EXERCISE PROMPT:
Repeat the entries below exactly as they appear, with no pictures.

INPUT RECORDS:
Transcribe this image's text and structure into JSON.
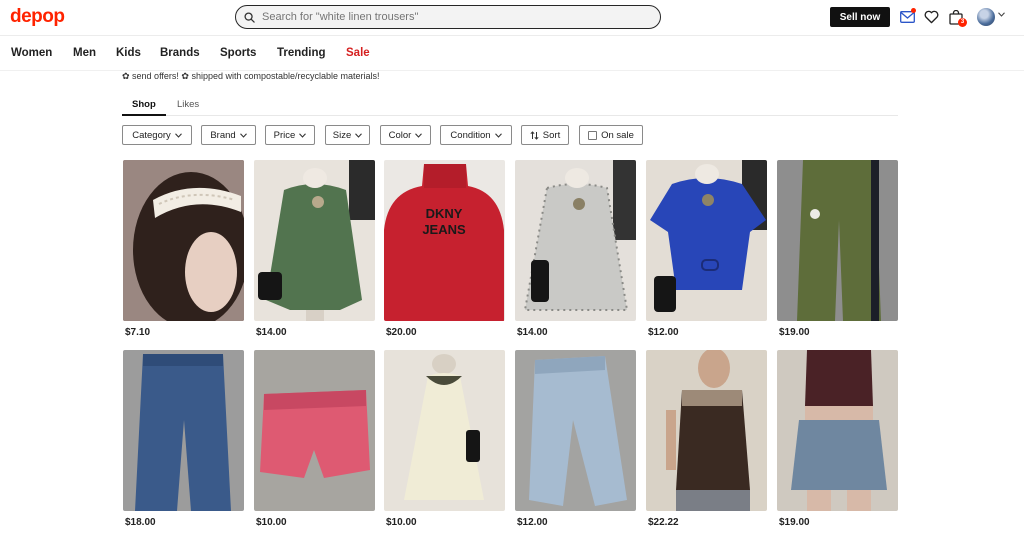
{
  "header": {
    "logo": "depop",
    "search_placeholder": "Search for \"white linen trousers\"",
    "sell_label": "Sell now",
    "basket_count": "3"
  },
  "nav": [
    "Women",
    "Men",
    "Kids",
    "Brands",
    "Sports",
    "Trending",
    "Sale"
  ],
  "bio": "✿ send offers! ✿ shipped with compostable/recyclable materials!",
  "tabs": [
    "Shop",
    "Likes"
  ],
  "filters": [
    "Category",
    "Brand",
    "Price",
    "Size",
    "Color",
    "Condition",
    "Sort",
    "On sale"
  ],
  "products": [
    {
      "price": "$7.10",
      "item": "lace headband"
    },
    {
      "price": "$14.00",
      "item": "green knit top"
    },
    {
      "price": "$20.00",
      "item": "red DKNY Jeans turtleneck"
    },
    {
      "price": "$14.00",
      "item": "floral print blouse"
    },
    {
      "price": "$12.00",
      "item": "blue button shirt"
    },
    {
      "price": "$19.00",
      "item": "olive track pants"
    },
    {
      "price": "$18.00",
      "item": "blue jeans"
    },
    {
      "price": "$10.00",
      "item": "pink shorts"
    },
    {
      "price": "$10.00",
      "item": "cream sleeveless dress"
    },
    {
      "price": "$12.00",
      "item": "light wash jeans"
    },
    {
      "price": "$22.22",
      "item": "brown fringe top"
    },
    {
      "price": "$19.00",
      "item": "denim mini skirt"
    }
  ],
  "colors": {
    "brand": "#ff2300",
    "sale": "#d51f1f",
    "dark": "#111111"
  }
}
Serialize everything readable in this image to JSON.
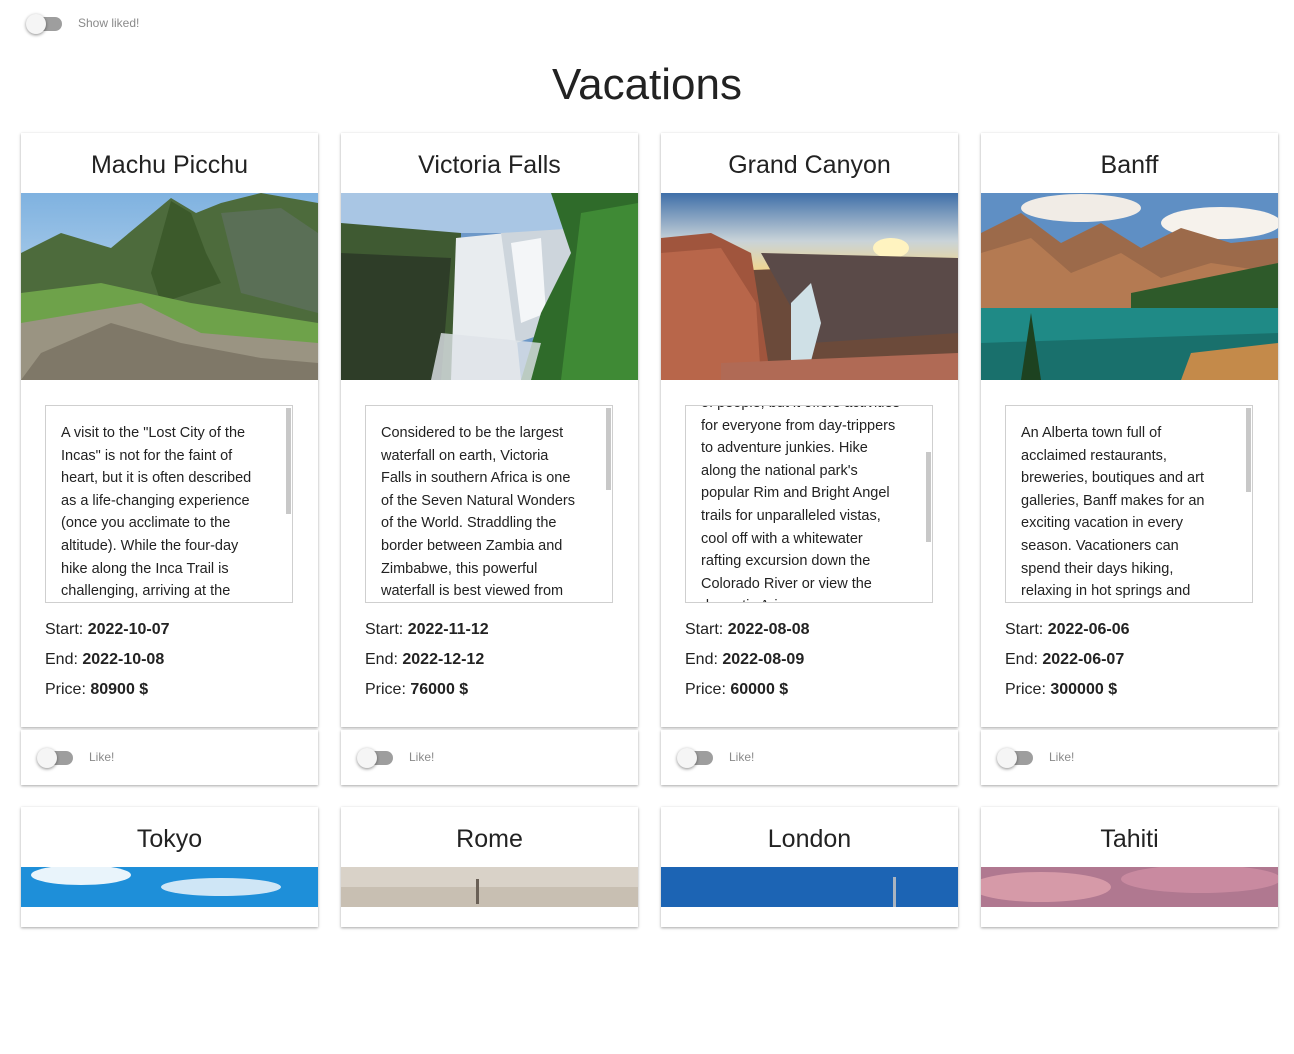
{
  "header": {
    "show_liked_label": "Show liked!",
    "page_title": "Vacations"
  },
  "labels": {
    "start": "Start:",
    "end": "End:",
    "price": "Price:",
    "like": "Like!"
  },
  "vacations": [
    {
      "title": "Machu Picchu",
      "description": "A visit to the \"Lost City of the Incas\" is not for the faint of heart, but it is often described as a life-changing experience (once you acclimate to the altitude). While the four-day hike along the Inca Trail is challenging, arriving at the",
      "start": "2022-10-07",
      "end": "2022-10-08",
      "price": "80900 $"
    },
    {
      "title": "Victoria Falls",
      "description": "Considered to be the largest waterfall on earth, Victoria Falls in southern Africa is one of the Seven Natural Wonders of the World. Straddling the border between Zambia and Zimbabwe, this powerful waterfall is best viewed from",
      "start": "2022-11-12",
      "end": "2022-12-12",
      "price": "76000 $"
    },
    {
      "title": "Grand Canyon",
      "description": "of people, but it offers activities for everyone from day-trippers to adventure junkies. Hike along the national park's popular Rim and Bright Angel trails for unparalleled vistas, cool off with a whitewater rafting excursion down the Colorado River or view the dramatic Arizona",
      "start": "2022-08-08",
      "end": "2022-08-09",
      "price": "60000 $"
    },
    {
      "title": "Banff",
      "description": "An Alberta town full of acclaimed restaurants, breweries, boutiques and art galleries, Banff makes for an exciting vacation in every season. Vacationers can spend their days hiking, relaxing in hot springs and boating on scenic",
      "start": "2022-06-06",
      "end": "2022-06-07",
      "price": "300000 $"
    },
    {
      "title": "Tokyo"
    },
    {
      "title": "Rome"
    },
    {
      "title": "London"
    },
    {
      "title": "Tahiti"
    }
  ]
}
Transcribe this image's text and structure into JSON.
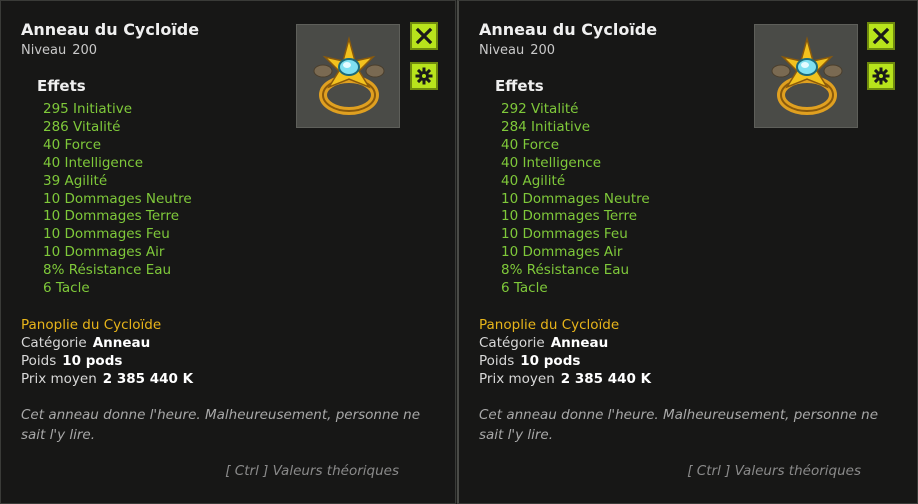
{
  "panels": [
    {
      "title": "Anneau du Cycloïde",
      "level_label": "Niveau",
      "level_value": "200",
      "effects_heading": "Effets",
      "effects": [
        "295 Initiative",
        "286 Vitalité",
        "40 Force",
        "40 Intelligence",
        "39 Agilité",
        "10 Dommages Neutre",
        "10 Dommages Terre",
        "10 Dommages Feu",
        "10 Dommages Air",
        "8% Résistance Eau",
        "6 Tacle"
      ],
      "set_name": "Panoplie du Cycloïde",
      "category_label": "Catégorie",
      "category_value": "Anneau",
      "weight_label": "Poids",
      "weight_value": "10 pods",
      "price_label": "Prix moyen",
      "price_value": "2 385 440 K",
      "description": "Cet anneau donne l'heure. Malheureusement, personne ne sait l'y lire.",
      "hint": "[ Ctrl ] Valeurs théoriques"
    },
    {
      "title": "Anneau du Cycloïde",
      "level_label": "Niveau",
      "level_value": "200",
      "effects_heading": "Effets",
      "effects": [
        "292 Vitalité",
        "284 Initiative",
        "40 Force",
        "40 Intelligence",
        "40 Agilité",
        "10 Dommages Neutre",
        "10 Dommages Terre",
        "10 Dommages Feu",
        "10 Dommages Air",
        "8% Résistance Eau",
        "6 Tacle"
      ],
      "set_name": "Panoplie du Cycloïde",
      "category_label": "Catégorie",
      "category_value": "Anneau",
      "weight_label": "Poids",
      "weight_value": "10 pods",
      "price_label": "Prix moyen",
      "price_value": "2 385 440 K",
      "description": "Cet anneau donne l'heure. Malheureusement, personne ne sait l'y lire.",
      "hint": "[ Ctrl ] Valeurs théoriques"
    }
  ],
  "icons": {
    "close": "close-icon",
    "settings": "gear-icon",
    "item": "ring-icon"
  },
  "colors": {
    "effect_green": "#7fc93a",
    "set_gold": "#e8b51a",
    "button_lime": "#b8e41c"
  }
}
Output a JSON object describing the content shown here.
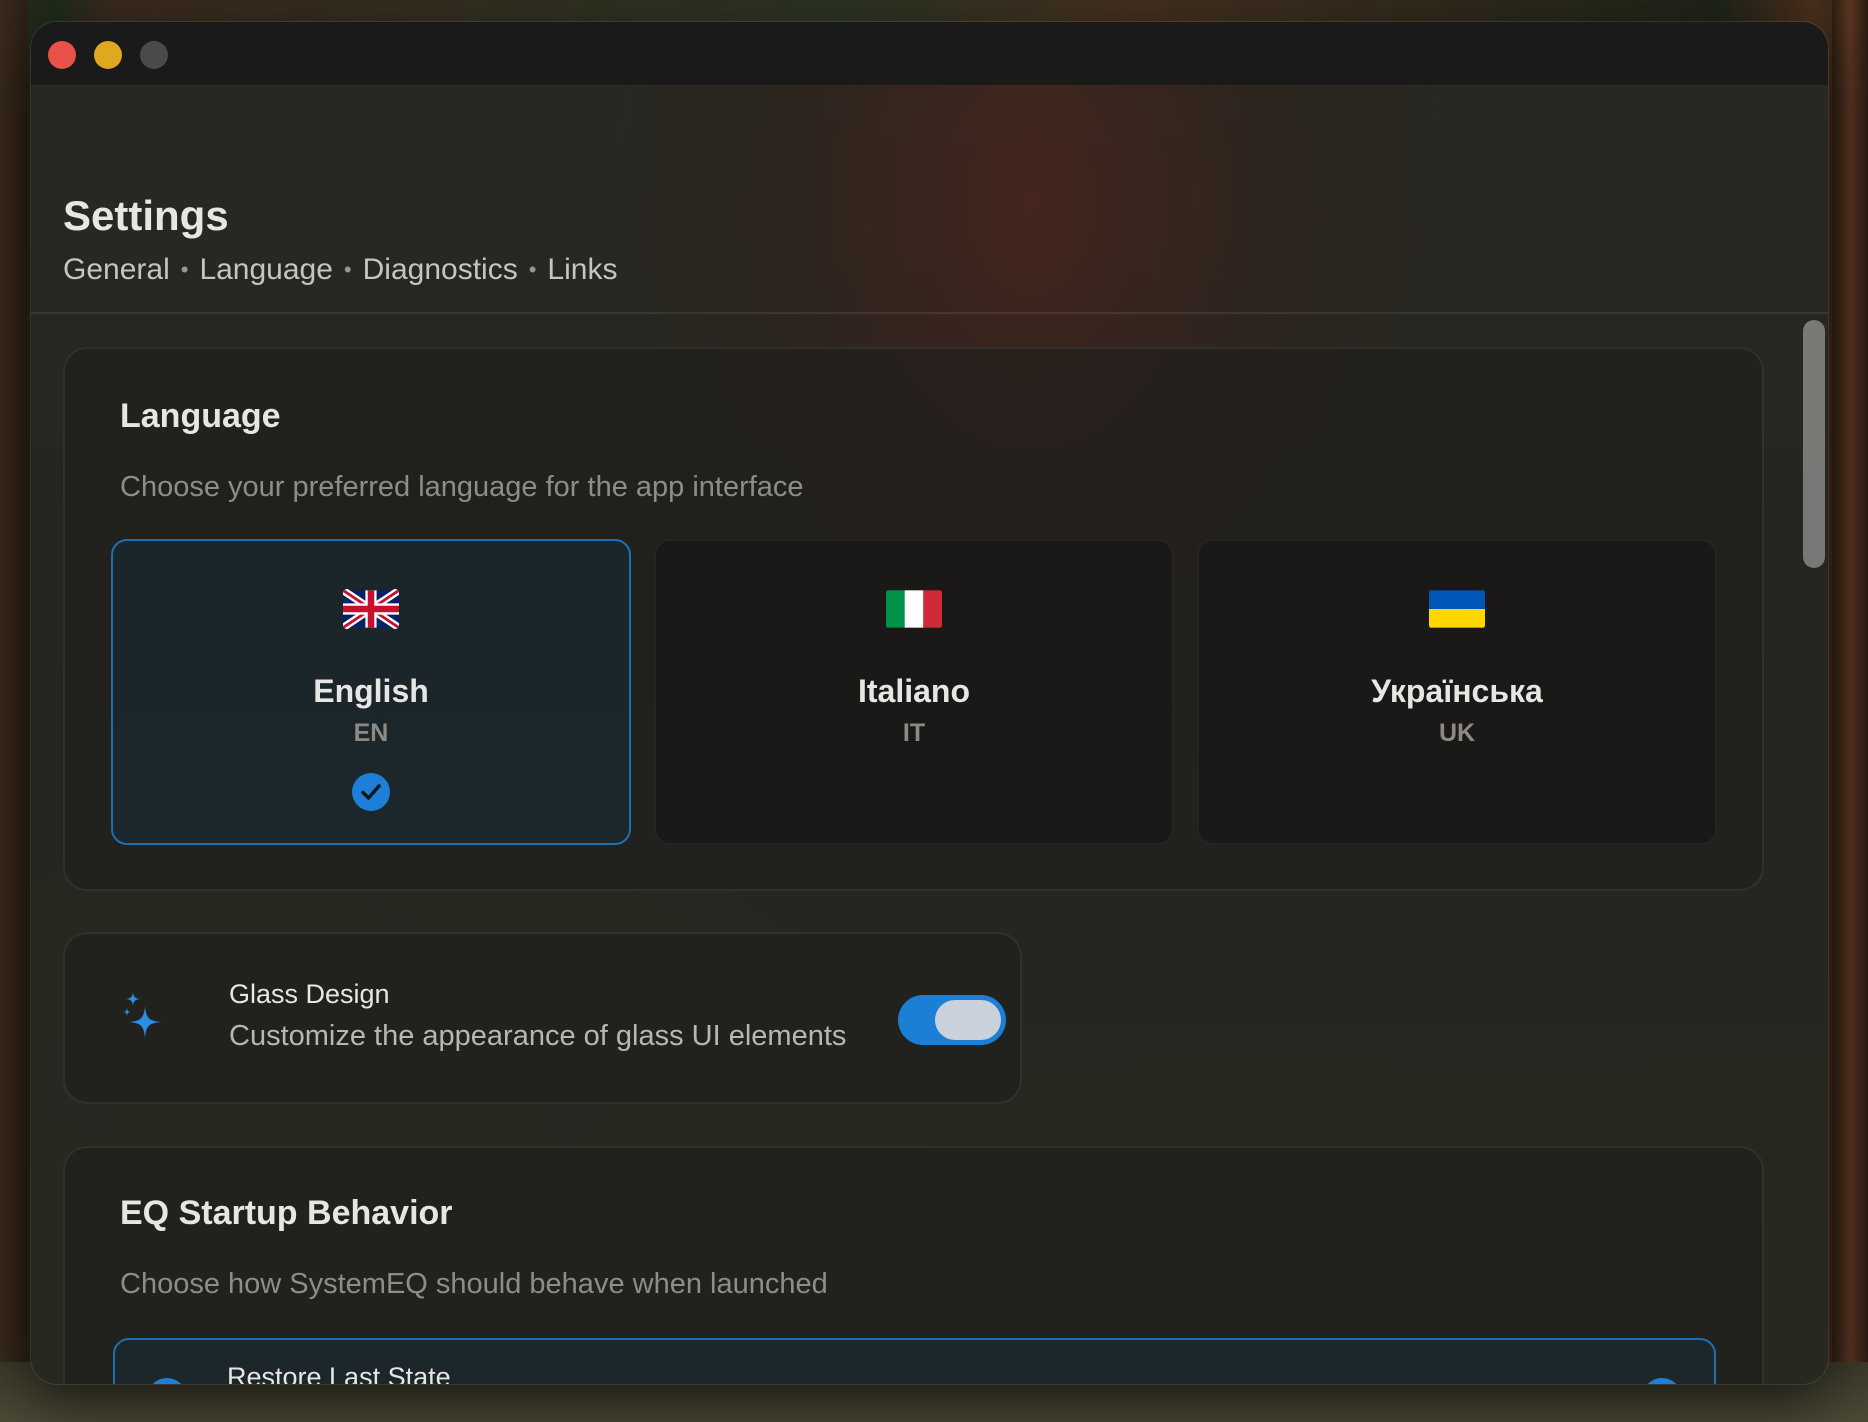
{
  "window": {
    "controls": {
      "close_icon": "close-icon",
      "minimize_icon": "minimize-icon",
      "zoom_icon": "zoom-icon"
    }
  },
  "header": {
    "title": "Settings",
    "breadcrumb": [
      "General",
      "Language",
      "Diagnostics",
      "Links"
    ],
    "separator": "•"
  },
  "language_section": {
    "title": "Language",
    "subtitle": "Choose your preferred language for the app interface",
    "options": [
      {
        "name": "English",
        "code": "EN",
        "flag": "uk-flag-icon",
        "selected": true
      },
      {
        "name": "Italiano",
        "code": "IT",
        "flag": "italy-flag-icon",
        "selected": false
      },
      {
        "name": "Українська",
        "code": "UK",
        "flag": "ukraine-flag-icon",
        "selected": false
      }
    ],
    "accent_color": "#1d7fd8"
  },
  "glass_design": {
    "icon": "sparkles-icon",
    "title": "Glass Design",
    "subtitle": "Customize the appearance of glass UI elements",
    "enabled": true
  },
  "eq_startup": {
    "title": "EQ Startup Behavior",
    "subtitle": "Choose how SystemEQ should behave when launched",
    "options": [
      {
        "title": "Restore Last State",
        "selected": true
      }
    ]
  }
}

EXERCISE RESPONSE:
Transcribe this image's text and structure into JSON.
{
  "header": {
    "logo": "depop",
    "search_placeholder": "Search for \"white linen trousers\"",
    "sell_label": "Sell now",
    "basket_count": "3"
  },
  "nav": [
    "Women",
    "Men",
    "Kids",
    "Brands",
    "Sports",
    "Trending",
    "Sale"
  ],
  "bio": "✿ send offers! ✿ shipped with compostable/recyclable materials!",
  "tabs": [
    "Shop",
    "Likes"
  ],
  "filters": [
    "Category",
    "Brand",
    "Price",
    "Size",
    "Color",
    "Condition",
    "Sort",
    "On sale"
  ],
  "products": [
    {
      "price": "$7.10",
      "item": "lace headband"
    },
    {
      "price": "$14.00",
      "item": "green knit top"
    },
    {
      "price": "$20.00",
      "item": "red DKNY Jeans turtleneck"
    },
    {
      "price": "$14.00",
      "item": "floral print blouse"
    },
    {
      "price": "$12.00",
      "item": "blue button shirt"
    },
    {
      "price": "$19.00",
      "item": "olive track pants"
    },
    {
      "price": "$18.00",
      "item": "blue jeans"
    },
    {
      "price": "$10.00",
      "item": "pink shorts"
    },
    {
      "price": "$10.00",
      "item": "cream sleeveless dress"
    },
    {
      "price": "$12.00",
      "item": "light wash jeans"
    },
    {
      "price": "$22.22",
      "item": "brown fringe top"
    },
    {
      "price": "$19.00",
      "item": "denim mini skirt"
    }
  ],
  "colors": {
    "brand": "#ff2300",
    "sale": "#d51f1f",
    "dark": "#111111"
  }
}
Serialize everything readable in this image to JSON.
{
  "header": {
    "show_liked_label": "Show liked!",
    "page_title": "Vacations"
  },
  "labels": {
    "start": "Start:",
    "end": "End:",
    "price": "Price:",
    "like": "Like!"
  },
  "vacations": [
    {
      "title": "Machu Picchu",
      "description": "A visit to the \"Lost City of the Incas\" is not for the faint of heart, but it is often described as a life-changing experience (once you acclimate to the altitude). While the four-day hike along the Inca Trail is challenging, arriving at the",
      "start": "2022-10-07",
      "end": "2022-10-08",
      "price": "80900 $"
    },
    {
      "title": "Victoria Falls",
      "description": "Considered to be the largest waterfall on earth, Victoria Falls in southern Africa is one of the Seven Natural Wonders of the World. Straddling the border between Zambia and Zimbabwe, this powerful waterfall is best viewed from",
      "start": "2022-11-12",
      "end": "2022-12-12",
      "price": "76000 $"
    },
    {
      "title": "Grand Canyon",
      "description": "of people, but it offers activities for everyone from day-trippers to adventure junkies. Hike along the national park's popular Rim and Bright Angel trails for unparalleled vistas, cool off with a whitewater rafting excursion down the Colorado River or view the dramatic Arizona",
      "start": "2022-08-08",
      "end": "2022-08-09",
      "price": "60000 $"
    },
    {
      "title": "Banff",
      "description": "An Alberta town full of acclaimed restaurants, breweries, boutiques and art galleries, Banff makes for an exciting vacation in every season. Vacationers can spend their days hiking, relaxing in hot springs and boating on scenic",
      "start": "2022-06-06",
      "end": "2022-06-07",
      "price": "300000 $"
    },
    {
      "title": "Tokyo"
    },
    {
      "title": "Rome"
    },
    {
      "title": "London"
    },
    {
      "title": "Tahiti"
    }
  ]
}
Transcribe this image's text and structure into JSON.
{
  "panels": [
    {
      "title": "Anneau du Cycloïde",
      "level_label": "Niveau",
      "level_value": "200",
      "effects_heading": "Effets",
      "effects": [
        "295 Initiative",
        "286 Vitalité",
        "40 Force",
        "40 Intelligence",
        "39 Agilité",
        "10 Dommages Neutre",
        "10 Dommages Terre",
        "10 Dommages Feu",
        "10 Dommages Air",
        "8% Résistance Eau",
        "6 Tacle"
      ],
      "set_name": "Panoplie du Cycloïde",
      "category_label": "Catégorie",
      "category_value": "Anneau",
      "weight_label": "Poids",
      "weight_value": "10 pods",
      "price_label": "Prix moyen",
      "price_value": "2 385 440 K",
      "description": "Cet anneau donne l'heure. Malheureusement, personne ne sait l'y lire.",
      "hint": "[ Ctrl ] Valeurs théoriques"
    },
    {
      "title": "Anneau du Cycloïde",
      "level_label": "Niveau",
      "level_value": "200",
      "effects_heading": "Effets",
      "effects": [
        "292 Vitalité",
        "284 Initiative",
        "40 Force",
        "40 Intelligence",
        "40 Agilité",
        "10 Dommages Neutre",
        "10 Dommages Terre",
        "10 Dommages Feu",
        "10 Dommages Air",
        "8% Résistance Eau",
        "6 Tacle"
      ],
      "set_name": "Panoplie du Cycloïde",
      "category_label": "Catégorie",
      "category_value": "Anneau",
      "weight_label": "Poids",
      "weight_value": "10 pods",
      "price_label": "Prix moyen",
      "price_value": "2 385 440 K",
      "description": "Cet anneau donne l'heure. Malheureusement, personne ne sait l'y lire.",
      "hint": "[ Ctrl ] Valeurs théoriques"
    }
  ],
  "icons": {
    "close": "close-icon",
    "settings": "gear-icon",
    "item": "ring-icon"
  },
  "colors": {
    "effect_green": "#7fc93a",
    "set_gold": "#e8b51a",
    "button_lime": "#b8e41c"
  }
}
Output a JSON object describing the content shown here.
{
  "window": {
    "controls": {
      "close_icon": "close-icon",
      "minimize_icon": "minimize-icon",
      "zoom_icon": "zoom-icon"
    }
  },
  "header": {
    "title": "Settings",
    "breadcrumb": [
      "General",
      "Language",
      "Diagnostics",
      "Links"
    ],
    "separator": "•"
  },
  "language_section": {
    "title": "Language",
    "subtitle": "Choose your preferred language for the app interface",
    "options": [
      {
        "name": "English",
        "code": "EN",
        "flag": "uk-flag-icon",
        "selected": true
      },
      {
        "name": "Italiano",
        "code": "IT",
        "flag": "italy-flag-icon",
        "selected": false
      },
      {
        "name": "Українська",
        "code": "UK",
        "flag": "ukraine-flag-icon",
        "selected": false
      }
    ],
    "accent_color": "#1d7fd8"
  },
  "glass_design": {
    "icon": "sparkles-icon",
    "title": "Glass Design",
    "subtitle": "Customize the appearance of glass UI elements",
    "enabled": true
  },
  "eq_startup": {
    "title": "EQ Startup Behavior",
    "subtitle": "Choose how SystemEQ should behave when launched",
    "options": [
      {
        "title": "Restore Last State",
        "selected": true
      }
    ]
  }
}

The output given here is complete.